▶ _The request_: Work out the number of lines containing "Authors". Answer with nothing but that number.

──────

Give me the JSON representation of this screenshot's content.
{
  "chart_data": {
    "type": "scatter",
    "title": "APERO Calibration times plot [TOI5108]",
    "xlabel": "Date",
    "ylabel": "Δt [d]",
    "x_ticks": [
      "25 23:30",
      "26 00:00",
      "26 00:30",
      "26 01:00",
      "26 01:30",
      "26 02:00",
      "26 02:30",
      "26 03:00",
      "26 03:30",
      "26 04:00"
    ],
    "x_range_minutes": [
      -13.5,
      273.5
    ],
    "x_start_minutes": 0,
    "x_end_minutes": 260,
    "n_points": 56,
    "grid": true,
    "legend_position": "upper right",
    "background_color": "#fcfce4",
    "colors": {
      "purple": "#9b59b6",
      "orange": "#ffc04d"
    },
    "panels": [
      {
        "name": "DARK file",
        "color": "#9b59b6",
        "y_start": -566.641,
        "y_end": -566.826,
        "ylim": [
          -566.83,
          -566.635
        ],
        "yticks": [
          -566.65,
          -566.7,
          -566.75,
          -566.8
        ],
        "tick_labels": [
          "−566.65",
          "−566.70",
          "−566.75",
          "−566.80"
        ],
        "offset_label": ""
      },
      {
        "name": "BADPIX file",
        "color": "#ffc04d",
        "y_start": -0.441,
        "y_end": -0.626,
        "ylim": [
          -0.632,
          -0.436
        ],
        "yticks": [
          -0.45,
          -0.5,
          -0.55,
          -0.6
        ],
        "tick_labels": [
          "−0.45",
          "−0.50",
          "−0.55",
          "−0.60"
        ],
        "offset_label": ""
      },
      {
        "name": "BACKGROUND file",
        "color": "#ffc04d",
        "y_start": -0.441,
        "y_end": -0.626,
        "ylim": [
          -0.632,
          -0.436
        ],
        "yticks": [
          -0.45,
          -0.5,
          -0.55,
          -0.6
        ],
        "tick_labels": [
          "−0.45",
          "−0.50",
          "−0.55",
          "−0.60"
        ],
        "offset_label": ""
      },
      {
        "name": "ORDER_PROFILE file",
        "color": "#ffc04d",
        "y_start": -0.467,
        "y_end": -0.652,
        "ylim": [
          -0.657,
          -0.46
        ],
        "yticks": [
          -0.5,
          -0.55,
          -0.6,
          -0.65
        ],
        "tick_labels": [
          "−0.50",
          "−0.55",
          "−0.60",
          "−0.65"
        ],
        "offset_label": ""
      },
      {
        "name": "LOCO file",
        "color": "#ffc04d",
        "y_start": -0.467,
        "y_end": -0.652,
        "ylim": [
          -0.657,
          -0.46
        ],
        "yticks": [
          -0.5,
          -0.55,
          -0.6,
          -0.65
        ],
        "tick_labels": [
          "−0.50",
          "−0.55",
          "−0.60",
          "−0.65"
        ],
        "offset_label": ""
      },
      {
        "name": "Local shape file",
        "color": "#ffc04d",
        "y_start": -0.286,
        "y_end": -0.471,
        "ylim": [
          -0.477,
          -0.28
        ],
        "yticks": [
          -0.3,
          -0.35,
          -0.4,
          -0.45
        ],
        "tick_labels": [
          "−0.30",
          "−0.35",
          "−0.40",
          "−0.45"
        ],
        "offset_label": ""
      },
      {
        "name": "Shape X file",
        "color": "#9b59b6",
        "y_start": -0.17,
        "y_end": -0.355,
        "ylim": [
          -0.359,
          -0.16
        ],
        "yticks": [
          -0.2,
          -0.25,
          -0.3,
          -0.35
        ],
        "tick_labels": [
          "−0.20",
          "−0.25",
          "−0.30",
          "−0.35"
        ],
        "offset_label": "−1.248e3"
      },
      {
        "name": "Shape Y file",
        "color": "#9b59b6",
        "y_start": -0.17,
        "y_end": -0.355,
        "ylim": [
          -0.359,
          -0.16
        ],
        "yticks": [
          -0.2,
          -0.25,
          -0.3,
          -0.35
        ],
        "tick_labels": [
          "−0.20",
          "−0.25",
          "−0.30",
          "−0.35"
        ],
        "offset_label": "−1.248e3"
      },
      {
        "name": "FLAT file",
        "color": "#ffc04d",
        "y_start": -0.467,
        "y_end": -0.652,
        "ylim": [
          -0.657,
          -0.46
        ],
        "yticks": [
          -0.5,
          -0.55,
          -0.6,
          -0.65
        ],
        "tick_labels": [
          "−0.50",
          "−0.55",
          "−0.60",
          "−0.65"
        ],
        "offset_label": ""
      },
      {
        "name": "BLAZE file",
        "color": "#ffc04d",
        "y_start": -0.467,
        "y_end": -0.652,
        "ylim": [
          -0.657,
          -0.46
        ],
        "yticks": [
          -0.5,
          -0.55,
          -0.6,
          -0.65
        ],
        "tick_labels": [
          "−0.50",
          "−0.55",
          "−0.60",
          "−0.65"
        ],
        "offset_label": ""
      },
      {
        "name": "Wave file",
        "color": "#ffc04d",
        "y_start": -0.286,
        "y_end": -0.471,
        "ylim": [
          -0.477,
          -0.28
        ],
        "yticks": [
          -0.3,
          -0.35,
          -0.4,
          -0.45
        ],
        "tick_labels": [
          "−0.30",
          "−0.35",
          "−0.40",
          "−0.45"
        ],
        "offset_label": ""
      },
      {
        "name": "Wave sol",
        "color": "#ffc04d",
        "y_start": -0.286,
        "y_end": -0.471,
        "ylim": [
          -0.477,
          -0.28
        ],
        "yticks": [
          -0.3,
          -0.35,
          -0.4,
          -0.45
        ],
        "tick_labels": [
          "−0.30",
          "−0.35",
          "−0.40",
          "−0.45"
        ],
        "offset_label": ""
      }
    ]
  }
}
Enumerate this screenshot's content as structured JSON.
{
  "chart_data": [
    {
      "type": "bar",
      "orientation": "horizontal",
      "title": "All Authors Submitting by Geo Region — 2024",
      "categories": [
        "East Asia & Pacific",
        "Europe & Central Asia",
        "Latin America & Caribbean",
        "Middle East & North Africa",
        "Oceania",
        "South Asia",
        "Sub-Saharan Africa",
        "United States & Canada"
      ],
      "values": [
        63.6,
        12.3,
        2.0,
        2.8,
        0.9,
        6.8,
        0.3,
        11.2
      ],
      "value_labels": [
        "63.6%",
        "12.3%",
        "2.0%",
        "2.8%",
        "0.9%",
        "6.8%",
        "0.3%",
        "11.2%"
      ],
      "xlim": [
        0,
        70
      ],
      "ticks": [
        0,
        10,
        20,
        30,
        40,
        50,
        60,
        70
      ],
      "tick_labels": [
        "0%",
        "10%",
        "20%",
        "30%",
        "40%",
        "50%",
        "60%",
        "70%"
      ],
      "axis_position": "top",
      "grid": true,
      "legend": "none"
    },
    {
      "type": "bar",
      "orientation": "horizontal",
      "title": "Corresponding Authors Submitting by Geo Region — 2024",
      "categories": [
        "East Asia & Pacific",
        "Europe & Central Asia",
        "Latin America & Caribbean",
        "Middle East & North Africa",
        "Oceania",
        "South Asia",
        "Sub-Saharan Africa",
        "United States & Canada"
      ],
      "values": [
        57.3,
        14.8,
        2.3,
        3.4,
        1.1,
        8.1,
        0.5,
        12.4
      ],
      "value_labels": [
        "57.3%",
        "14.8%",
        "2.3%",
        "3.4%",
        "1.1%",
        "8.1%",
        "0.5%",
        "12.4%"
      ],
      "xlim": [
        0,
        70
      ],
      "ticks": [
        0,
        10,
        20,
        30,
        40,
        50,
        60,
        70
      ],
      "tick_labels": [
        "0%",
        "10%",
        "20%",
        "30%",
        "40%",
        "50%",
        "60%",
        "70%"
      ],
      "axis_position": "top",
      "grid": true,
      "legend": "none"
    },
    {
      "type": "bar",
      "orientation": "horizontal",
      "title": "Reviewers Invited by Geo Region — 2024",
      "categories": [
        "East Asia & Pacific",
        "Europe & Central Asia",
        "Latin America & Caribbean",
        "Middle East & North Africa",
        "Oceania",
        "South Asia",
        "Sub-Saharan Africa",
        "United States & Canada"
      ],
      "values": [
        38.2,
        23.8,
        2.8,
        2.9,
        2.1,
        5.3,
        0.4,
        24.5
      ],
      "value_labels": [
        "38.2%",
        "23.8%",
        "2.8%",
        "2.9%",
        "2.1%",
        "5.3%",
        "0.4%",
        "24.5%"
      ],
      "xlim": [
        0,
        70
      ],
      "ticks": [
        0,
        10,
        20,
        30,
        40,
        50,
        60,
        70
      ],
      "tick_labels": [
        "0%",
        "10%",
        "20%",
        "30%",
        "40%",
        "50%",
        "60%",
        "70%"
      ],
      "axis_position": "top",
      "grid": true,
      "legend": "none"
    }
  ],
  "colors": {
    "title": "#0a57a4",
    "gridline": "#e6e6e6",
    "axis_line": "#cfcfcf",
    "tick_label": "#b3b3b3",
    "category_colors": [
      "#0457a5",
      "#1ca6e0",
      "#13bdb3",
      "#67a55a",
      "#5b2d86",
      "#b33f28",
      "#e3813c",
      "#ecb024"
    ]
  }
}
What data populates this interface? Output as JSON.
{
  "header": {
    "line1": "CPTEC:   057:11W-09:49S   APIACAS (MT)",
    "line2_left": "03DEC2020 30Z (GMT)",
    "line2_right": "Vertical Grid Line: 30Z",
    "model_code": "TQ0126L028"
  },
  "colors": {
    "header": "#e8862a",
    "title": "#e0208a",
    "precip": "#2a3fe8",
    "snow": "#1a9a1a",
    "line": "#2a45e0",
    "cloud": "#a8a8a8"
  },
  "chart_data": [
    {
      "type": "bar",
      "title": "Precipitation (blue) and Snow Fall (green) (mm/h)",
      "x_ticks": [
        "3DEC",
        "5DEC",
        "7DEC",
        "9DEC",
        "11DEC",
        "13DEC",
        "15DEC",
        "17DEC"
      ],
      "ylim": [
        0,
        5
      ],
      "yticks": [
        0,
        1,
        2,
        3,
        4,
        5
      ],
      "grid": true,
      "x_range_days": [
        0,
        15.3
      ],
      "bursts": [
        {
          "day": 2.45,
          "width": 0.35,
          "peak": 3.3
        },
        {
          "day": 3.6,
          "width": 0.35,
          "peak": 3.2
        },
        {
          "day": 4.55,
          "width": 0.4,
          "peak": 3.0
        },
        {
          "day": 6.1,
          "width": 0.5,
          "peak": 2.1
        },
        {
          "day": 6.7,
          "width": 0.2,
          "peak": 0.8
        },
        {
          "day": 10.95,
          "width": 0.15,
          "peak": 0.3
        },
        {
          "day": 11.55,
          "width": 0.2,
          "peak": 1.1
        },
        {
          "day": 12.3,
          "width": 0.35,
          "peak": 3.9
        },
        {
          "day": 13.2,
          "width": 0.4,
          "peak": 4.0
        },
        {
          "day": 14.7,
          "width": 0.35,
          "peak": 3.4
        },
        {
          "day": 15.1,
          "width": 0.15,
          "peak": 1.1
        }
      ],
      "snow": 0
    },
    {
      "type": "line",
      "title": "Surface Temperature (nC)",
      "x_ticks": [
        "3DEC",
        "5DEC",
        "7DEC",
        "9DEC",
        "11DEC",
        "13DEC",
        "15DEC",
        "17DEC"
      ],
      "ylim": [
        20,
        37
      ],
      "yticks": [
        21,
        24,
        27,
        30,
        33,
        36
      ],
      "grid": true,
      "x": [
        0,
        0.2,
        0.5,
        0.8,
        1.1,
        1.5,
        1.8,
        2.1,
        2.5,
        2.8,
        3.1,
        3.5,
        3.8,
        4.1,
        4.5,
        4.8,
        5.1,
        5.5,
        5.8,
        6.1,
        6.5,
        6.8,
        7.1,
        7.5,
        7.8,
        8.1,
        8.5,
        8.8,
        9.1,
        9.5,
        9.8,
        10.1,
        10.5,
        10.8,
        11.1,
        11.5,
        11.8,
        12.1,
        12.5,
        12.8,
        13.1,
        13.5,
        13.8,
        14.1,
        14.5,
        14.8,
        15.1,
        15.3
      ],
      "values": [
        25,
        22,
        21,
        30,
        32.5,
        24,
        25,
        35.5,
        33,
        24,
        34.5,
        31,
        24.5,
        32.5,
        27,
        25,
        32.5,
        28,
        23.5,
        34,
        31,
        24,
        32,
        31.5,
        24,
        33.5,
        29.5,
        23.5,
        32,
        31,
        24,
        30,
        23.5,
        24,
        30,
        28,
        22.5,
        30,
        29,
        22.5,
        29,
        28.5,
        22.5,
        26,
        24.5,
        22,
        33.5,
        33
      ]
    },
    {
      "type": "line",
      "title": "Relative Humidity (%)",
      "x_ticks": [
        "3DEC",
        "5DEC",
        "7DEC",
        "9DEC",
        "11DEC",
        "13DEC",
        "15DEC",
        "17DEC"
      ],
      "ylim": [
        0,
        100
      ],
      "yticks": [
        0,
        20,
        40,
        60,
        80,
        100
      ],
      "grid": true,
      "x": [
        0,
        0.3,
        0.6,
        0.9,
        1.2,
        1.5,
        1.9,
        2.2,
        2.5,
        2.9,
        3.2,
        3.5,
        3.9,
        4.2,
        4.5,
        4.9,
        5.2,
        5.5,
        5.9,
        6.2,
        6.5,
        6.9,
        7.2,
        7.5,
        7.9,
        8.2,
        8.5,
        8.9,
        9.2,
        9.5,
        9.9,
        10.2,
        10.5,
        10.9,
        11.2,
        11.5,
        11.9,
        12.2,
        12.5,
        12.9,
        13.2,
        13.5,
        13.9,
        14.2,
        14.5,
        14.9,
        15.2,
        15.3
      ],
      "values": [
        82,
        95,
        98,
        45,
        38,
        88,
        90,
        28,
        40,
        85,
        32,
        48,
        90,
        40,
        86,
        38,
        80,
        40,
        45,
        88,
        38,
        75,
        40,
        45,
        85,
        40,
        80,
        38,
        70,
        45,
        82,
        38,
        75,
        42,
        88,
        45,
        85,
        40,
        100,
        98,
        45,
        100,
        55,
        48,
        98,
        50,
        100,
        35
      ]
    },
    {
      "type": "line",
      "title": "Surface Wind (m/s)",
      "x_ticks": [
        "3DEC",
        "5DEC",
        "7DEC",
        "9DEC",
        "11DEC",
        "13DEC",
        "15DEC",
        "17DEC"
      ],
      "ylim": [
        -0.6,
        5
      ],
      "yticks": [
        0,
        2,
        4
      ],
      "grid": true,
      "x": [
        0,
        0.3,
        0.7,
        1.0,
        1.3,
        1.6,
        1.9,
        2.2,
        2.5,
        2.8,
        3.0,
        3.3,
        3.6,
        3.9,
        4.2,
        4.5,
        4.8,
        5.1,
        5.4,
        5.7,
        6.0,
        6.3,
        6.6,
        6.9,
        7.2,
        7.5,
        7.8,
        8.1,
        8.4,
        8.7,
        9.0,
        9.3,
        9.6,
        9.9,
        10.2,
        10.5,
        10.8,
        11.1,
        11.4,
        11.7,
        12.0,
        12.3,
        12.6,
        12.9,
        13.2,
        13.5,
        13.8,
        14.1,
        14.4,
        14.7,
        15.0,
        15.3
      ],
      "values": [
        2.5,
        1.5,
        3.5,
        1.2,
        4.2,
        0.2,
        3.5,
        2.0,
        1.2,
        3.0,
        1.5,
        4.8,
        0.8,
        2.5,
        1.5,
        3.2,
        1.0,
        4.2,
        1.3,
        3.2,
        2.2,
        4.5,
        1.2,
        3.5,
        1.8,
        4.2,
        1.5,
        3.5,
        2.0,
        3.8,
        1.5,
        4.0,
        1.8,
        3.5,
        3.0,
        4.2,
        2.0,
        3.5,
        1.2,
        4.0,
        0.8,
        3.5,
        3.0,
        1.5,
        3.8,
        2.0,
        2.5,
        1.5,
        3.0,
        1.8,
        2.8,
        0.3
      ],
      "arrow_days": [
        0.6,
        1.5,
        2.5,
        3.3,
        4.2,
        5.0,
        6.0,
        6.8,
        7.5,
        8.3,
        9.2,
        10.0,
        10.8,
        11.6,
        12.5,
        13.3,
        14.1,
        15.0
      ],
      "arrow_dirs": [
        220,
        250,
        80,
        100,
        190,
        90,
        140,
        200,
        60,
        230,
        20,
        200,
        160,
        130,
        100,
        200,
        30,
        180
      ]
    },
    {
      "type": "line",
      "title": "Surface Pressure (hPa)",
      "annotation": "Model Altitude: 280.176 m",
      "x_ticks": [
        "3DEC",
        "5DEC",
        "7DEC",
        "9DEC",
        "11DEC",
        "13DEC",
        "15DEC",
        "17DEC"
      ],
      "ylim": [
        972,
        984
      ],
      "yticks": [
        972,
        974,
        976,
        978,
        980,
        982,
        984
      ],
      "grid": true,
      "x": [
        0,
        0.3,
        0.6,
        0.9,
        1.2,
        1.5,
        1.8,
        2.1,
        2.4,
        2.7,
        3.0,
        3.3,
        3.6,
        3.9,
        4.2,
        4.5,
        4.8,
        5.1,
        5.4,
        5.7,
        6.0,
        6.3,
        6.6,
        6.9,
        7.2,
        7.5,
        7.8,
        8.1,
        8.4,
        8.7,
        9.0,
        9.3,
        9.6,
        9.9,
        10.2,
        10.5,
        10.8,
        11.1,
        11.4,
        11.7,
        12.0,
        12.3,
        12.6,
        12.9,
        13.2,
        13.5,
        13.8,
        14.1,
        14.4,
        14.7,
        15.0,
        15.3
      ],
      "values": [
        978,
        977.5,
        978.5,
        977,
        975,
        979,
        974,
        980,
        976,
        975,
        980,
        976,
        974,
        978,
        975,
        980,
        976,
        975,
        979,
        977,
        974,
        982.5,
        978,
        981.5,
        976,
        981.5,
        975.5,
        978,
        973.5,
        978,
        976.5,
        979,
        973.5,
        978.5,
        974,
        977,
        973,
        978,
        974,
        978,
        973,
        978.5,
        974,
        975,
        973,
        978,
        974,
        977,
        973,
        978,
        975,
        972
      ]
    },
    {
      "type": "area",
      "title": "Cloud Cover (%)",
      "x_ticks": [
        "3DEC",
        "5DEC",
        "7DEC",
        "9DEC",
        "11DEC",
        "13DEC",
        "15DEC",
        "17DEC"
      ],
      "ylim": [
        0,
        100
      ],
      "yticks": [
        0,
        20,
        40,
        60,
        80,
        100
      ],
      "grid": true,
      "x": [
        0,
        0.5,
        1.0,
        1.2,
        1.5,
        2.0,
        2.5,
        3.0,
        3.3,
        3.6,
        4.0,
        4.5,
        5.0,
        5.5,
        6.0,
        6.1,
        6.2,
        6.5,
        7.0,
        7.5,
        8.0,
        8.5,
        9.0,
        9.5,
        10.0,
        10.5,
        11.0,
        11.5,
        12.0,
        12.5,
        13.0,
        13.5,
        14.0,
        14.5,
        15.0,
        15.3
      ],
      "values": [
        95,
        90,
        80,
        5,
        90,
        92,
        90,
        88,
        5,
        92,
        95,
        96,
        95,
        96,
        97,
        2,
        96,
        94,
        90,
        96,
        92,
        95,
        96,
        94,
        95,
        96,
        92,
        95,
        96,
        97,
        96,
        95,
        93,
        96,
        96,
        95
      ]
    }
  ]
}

──────

▶ _Solution for this task_: 2